**Directions for this task**
Reproduce each of the entries below verbatim, and omit the pictures from your answer.

**Material**
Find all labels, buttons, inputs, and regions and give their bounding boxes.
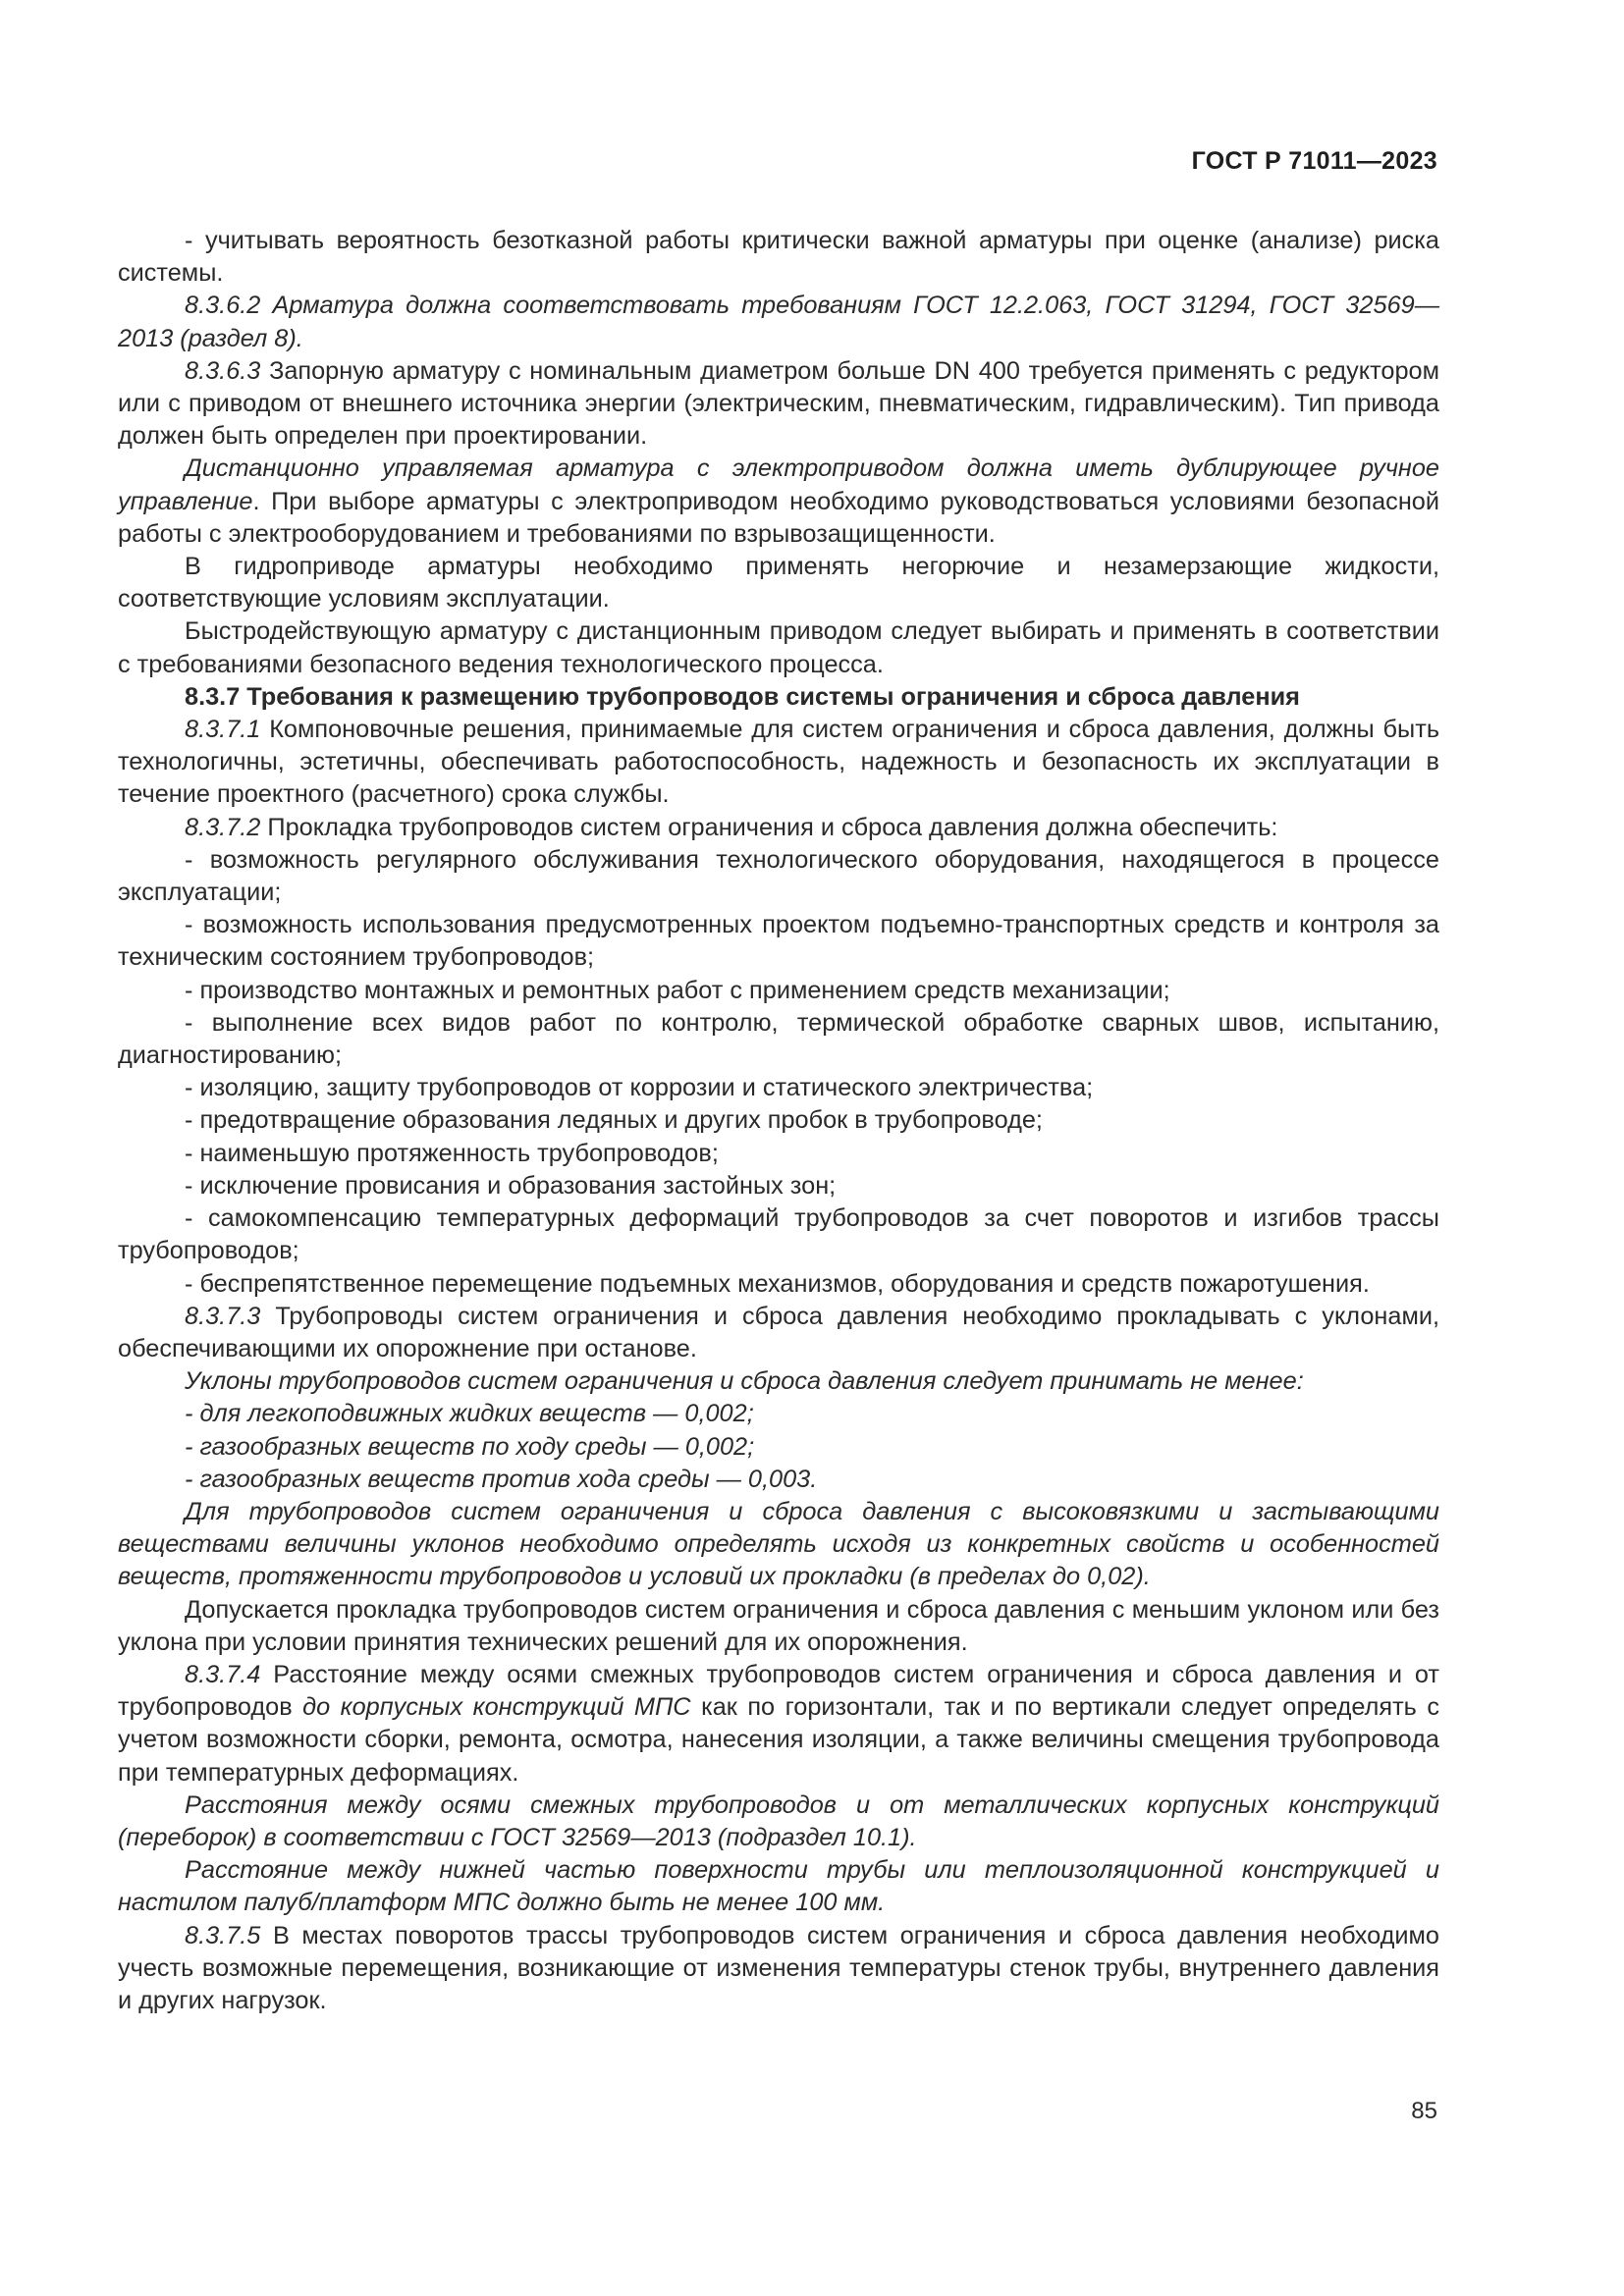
section-heading-8-3-7: 8.3.7 Требования к размещению трубопроводов системы ограничения и сброса давления (185, 682, 1300, 711)
list-item: - для легкоподвижных жидких веществ — 0,002; (185, 1400, 754, 1428)
list-item: - самокомпенсацию температурных деформаций трубопроводов за счет поворотов и изгибов трассы трубопроводов; (118, 1204, 1439, 1265)
clause-number: 8.3.7.3 (185, 1302, 261, 1330)
clause-number: 8.3.7.1 (185, 716, 261, 744)
paragraph-distances: Расстояния между осями смежных трубопроводов и от металлических корпусных конструкций (переборок) в соответствии с ГОСТ 32569—2013 (подраздел 10.1). (118, 1790, 1439, 1851)
emphasis-text: до корпусных конструкций МПС (302, 1693, 691, 1722)
paragraph-hydraulic: В гидроприводе арматуры необходимо применять негорючие и незамерзающие жидкости, соответствующие условиям эксплуатации. (118, 553, 1439, 614)
list-item: - производство монтажных и ремонтных работ с применением средств механизации; (185, 976, 1170, 1004)
paragraph-allowed: Допускается прокладка трубопроводов систем ограничения и сброса давления с меньшим уклоном или без уклона при условии принятия технических решений для их опорожнения. (118, 1595, 1439, 1656)
paragraph-8-3-6-2: 8.3.6.2 Арматура должна соответствовать требованиям ГОСТ 12.2.063, ГОСТ 31294, ГОСТ 32569—2013 (раздел 8). (118, 292, 1439, 352)
list-item: - наименьшую протяженность трубопроводов; (185, 1139, 719, 1167)
list-item: - возможность использования предусмотренных проектом подъемно-транспортных средств и контроля за техническим состоянием трубопроводов; (118, 911, 1439, 972)
paragraph-text: как по горизонтали, так и по вертикали следует определять с учетом возможности сборки, ремонта, осмотра, нанесения изоляции, а также величины смещения трубопровода при температурных деформациях. (118, 1693, 1439, 1787)
paragraph-text: В местах поворотов трассы трубопроводов систем ограничения и сброса давления необходимо учесть возможные перемещения, возникающие от изменения температуры стенок трубы, внутреннего давления и других нагрузок. (118, 1921, 1439, 2014)
paragraph-bullet: - учитывать вероятность безотказной работы критически важной арматуры при оценке (анализе) риска системы. (118, 227, 1439, 288)
document-body (118, 225, 1439, 2017)
clause-number: 8.3.7.5 (185, 1921, 261, 1949)
clause-number: 8.3.6.3 (185, 356, 261, 385)
paragraph-8-3-7-1 (118, 714, 1439, 812)
paragraph-8-3-6-3 (118, 355, 1439, 454)
list-item: - выполнение всех видов работ по контролю, термической обработке сварных швов, испытанию, диагностированию; (118, 1008, 1439, 1070)
paragraph-text: Компоновочные решения, принимаемые для систем ограничения и сброса давления, должны быть технологичны, эстетичны, обеспечивать работоспособность, надежность и безопасность их эксплуатации в течение проектного (расчетного) срока службы. (118, 716, 1439, 809)
document-code-header: ГОСТ Р 71011—2023 (1191, 147, 1437, 175)
page-number: 85 (1411, 2098, 1437, 2124)
paragraph-text: . При выборе арматуры с электроприводом необходимо руководствоваться условиями безопасной работы с электрооборудованием и требованиями по взрывозащищенности. (118, 487, 1439, 548)
list-item: - изоляцию, защиту трубопроводов от коррозии и статического электричества; (185, 1074, 1094, 1102)
list-item: - беспрепятственное перемещение подъемных механизмов, оборудования и средств пожаротушения. (185, 1269, 1370, 1298)
list-item: - предотвращение образования ледяных и других пробок в трубопроводе; (185, 1106, 1043, 1135)
paragraph-text: Прокладка трубопроводов систем ограничения и сброса давления должна обеспечить: (260, 813, 1278, 841)
paragraph-deck-clearance: Расстояние между нижней частью поверхности трубы или теплоизоляционной конструкцией и настилом палуб/платформ МПС должно быть не менее 100 мм. (118, 1856, 1439, 1917)
paragraph-fast-valve: Быстродействующую арматуру с дистанционным приводом следует выбирать и применять в соответствии с требованиями безопасного ведения технологического процесса. (118, 617, 1439, 678)
paragraph-8-3-7-5 (118, 1920, 1439, 2018)
emphasis-text: Дистанционно управляемая арматура с электроприводом должна иметь дублирующее ручное управление (118, 454, 1439, 515)
paragraph-8-3-7-4 (118, 1659, 1439, 1789)
paragraph-slopes: Уклоны трубопроводов систем ограничения и сброса давления следует принимать не менее: (185, 1367, 1304, 1396)
list-item: - газообразных веществ по ходу среды — 0,002; (185, 1432, 755, 1461)
list-item: - исключение провисания и образования застойных зон; (185, 1171, 837, 1200)
paragraph-8-3-7-3 (118, 1301, 1439, 1365)
paragraph-text: Запорную арматуру с номинальным диаметром больше DN 400 требуется применять с редуктором или с приводом от внешнего источника энергии (электрическим, пневматическим, гидравлическим). Тип привода должен быть определен при проектировании. (118, 356, 1439, 451)
paragraph-viscous: Для трубопроводов систем ограничения и сброса давления с высоковязкими и застывающими веществами величины уклонов необходимо определять исходя из конкретных свойств и особенностей веществ, протяженности трубопроводов и условий их прокладки (в пределах до 0,02). (118, 1497, 1439, 1591)
list-item: - возможность регулярного обслуживания технологического оборудования, находящегося в процессе эксплуатации; (118, 845, 1439, 907)
clause-number: 8.3.7.2 (185, 813, 261, 841)
paragraph-remote-valve (118, 453, 1439, 551)
paragraph-text: Трубопроводы систем ограничения и сброса давления необходимо прокладывать с уклонами, обеспечивающими их опорожнение при останове. (118, 1302, 1439, 1362)
clause-number: 8.3.7.4 (185, 1660, 261, 1688)
paragraph-text: Расстояние между осями смежных трубопроводов систем ограничения и сброса давления и от трубопроводов (118, 1660, 1439, 1722)
list-item: - газообразных веществ против хода среды — 0,003. (185, 1465, 818, 1493)
paragraph-8-3-7-2 (118, 812, 1439, 844)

**Result of this exercise**
Find all labels, buttons, inputs, and regions and give their bounding boxes.
section-heading-8-3-7: 8.3.7 Требования к размещению трубопроводов системы ограничения и сброса давления (185, 682, 1300, 711)
list-item: - для легкоподвижных жидких веществ — 0,002; (185, 1400, 754, 1428)
list-item: - самокомпенсацию температурных деформаций трубопроводов за счет поворотов и изгибов трассы трубопроводов; (118, 1204, 1439, 1265)
clause-number: 8.3.7.3 (185, 1302, 261, 1330)
clause-number: 8.3.7.1 (185, 716, 261, 744)
paragraph-distances: Расстояния между осями смежных трубопроводов и от металлических корпусных конструкций (переборок) в соответствии с ГОСТ 32569—2013 (подраздел 10.1). (118, 1790, 1439, 1851)
emphasis-text: до корпусных конструкций МПС (302, 1693, 691, 1722)
paragraph-hydraulic: В гидроприводе арматуры необходимо применять негорючие и незамерзающие жидкости, соответствующие условиям эксплуатации. (118, 553, 1439, 614)
list-item: - производство монтажных и ремонтных работ с применением средств механизации; (185, 976, 1170, 1004)
paragraph-allowed: Допускается прокладка трубопроводов систем ограничения и сброса давления с меньшим уклоном или без уклона при условии принятия технических решений для их опорожнения. (118, 1595, 1439, 1656)
paragraph-8-3-6-2: 8.3.6.2 Арматура должна соответствовать требованиям ГОСТ 12.2.063, ГОСТ 31294, ГОСТ 32569—2013 (раздел 8). (118, 292, 1439, 352)
list-item: - наименьшую протяженность трубопроводов; (185, 1139, 719, 1167)
list-item: - возможность использования предусмотренных проектом подъемно-транспортных средств и контроля за техническим состоянием трубопроводов; (118, 911, 1439, 972)
paragraph-text: как по горизонтали, так и по вертикали следует определять с учетом возможности сборки, ремонта, осмотра, нанесения изоляции, а также величины смещения трубопровода при температурных деформациях. (118, 1693, 1439, 1787)
paragraph-text: В местах поворотов трассы трубопроводов систем ограничения и сброса давления необходимо учесть возможные перемещения, возникающие от изменения температуры стенок трубы, внутреннего давления и других нагрузок. (118, 1921, 1439, 2014)
paragraph-bullet: - учитывать вероятность безотказной работы критически важной арматуры при оценке (анализе) риска системы. (118, 227, 1439, 288)
document-body (118, 225, 1439, 2017)
clause-number: 8.3.7.5 (185, 1921, 261, 1949)
clause-number: 8.3.6.3 (185, 356, 261, 385)
paragraph-8-3-7-1 (118, 714, 1439, 812)
paragraph-8-3-6-3 (118, 355, 1439, 454)
list-item: - выполнение всех видов работ по контролю, термической обработке сварных швов, испытанию, диагностированию; (118, 1008, 1439, 1070)
paragraph-text: Компоновочные решения, принимаемые для систем ограничения и сброса давления, должны быть технологичны, эстетичны, обеспечивать работоспособность, надежность и безопасность их эксплуатации в течение проектного (расчетного) срока службы. (118, 716, 1439, 809)
document-code-header: ГОСТ Р 71011—2023 (1191, 147, 1437, 175)
page-number: 85 (1411, 2098, 1437, 2124)
paragraph-text: . При выборе арматуры с электроприводом необходимо руководствоваться условиями безопасной работы с электрооборудованием и требованиями по взрывозащищенности. (118, 487, 1439, 548)
list-item: - изоляцию, защиту трубопроводов от коррозии и статического электричества; (185, 1074, 1094, 1102)
list-item: - беспрепятственное перемещение подъемных механизмов, оборудования и средств пожаротушения. (185, 1269, 1370, 1298)
list-item: - предотвращение образования ледяных и других пробок в трубопроводе; (185, 1106, 1043, 1135)
paragraph-text: Прокладка трубопроводов систем ограничения и сброса давления должна обеспечить: (260, 813, 1278, 841)
paragraph-deck-clearance: Расстояние между нижней частью поверхности трубы или теплоизоляционной конструкцией и настилом палуб/платформ МПС должно быть не менее 100 мм. (118, 1856, 1439, 1917)
paragraph-fast-valve: Быстродействующую арматуру с дистанционным приводом следует выбирать и применять в соответствии с требованиями безопасного ведения технологического процесса. (118, 617, 1439, 678)
paragraph-8-3-7-5 (118, 1920, 1439, 2018)
emphasis-text: Дистанционно управляемая арматура с электроприводом должна иметь дублирующее ручное управление (118, 454, 1439, 515)
paragraph-8-3-7-4 (118, 1659, 1439, 1789)
paragraph-slopes: Уклоны трубопроводов систем ограничения и сброса давления следует принимать не менее: (185, 1367, 1304, 1396)
list-item: - газообразных веществ по ходу среды — 0,002; (185, 1432, 755, 1461)
list-item: - исключение провисания и образования застойных зон; (185, 1171, 837, 1200)
paragraph-8-3-7-3 (118, 1301, 1439, 1365)
paragraph-text: Запорную арматуру с номинальным диаметром больше DN 400 требуется применять с редуктором или с приводом от внешнего источника энергии (электрическим, пневматическим, гидравлическим). Тип привода должен быть определен при проектировании. (118, 356, 1439, 451)
paragraph-viscous: Для трубопроводов систем ограничения и сброса давления с высоковязкими и застывающими веществами величины уклонов необходимо определять исходя из конкретных свойств и особенностей веществ, протяженности трубопроводов и условий их прокладки (в пределах до 0,02). (118, 1497, 1439, 1591)
list-item: - возможность регулярного обслуживания технологического оборудования, находящегося в процессе эксплуатации; (118, 845, 1439, 907)
clause-number: 8.3.7.2 (185, 813, 261, 841)
paragraph-remote-valve (118, 453, 1439, 551)
paragraph-text: Трубопроводы систем ограничения и сброса давления необходимо прокладывать с уклонами, обеспечивающими их опорожнение при останове. (118, 1302, 1439, 1362)
clause-number: 8.3.7.4 (185, 1660, 261, 1688)
paragraph-text: Расстояние между осями смежных трубопроводов систем ограничения и сброса давления и от трубопроводов (118, 1660, 1439, 1722)
list-item: - газообразных веществ против хода среды — 0,003. (185, 1465, 818, 1493)
paragraph-8-3-7-2 (118, 812, 1439, 844)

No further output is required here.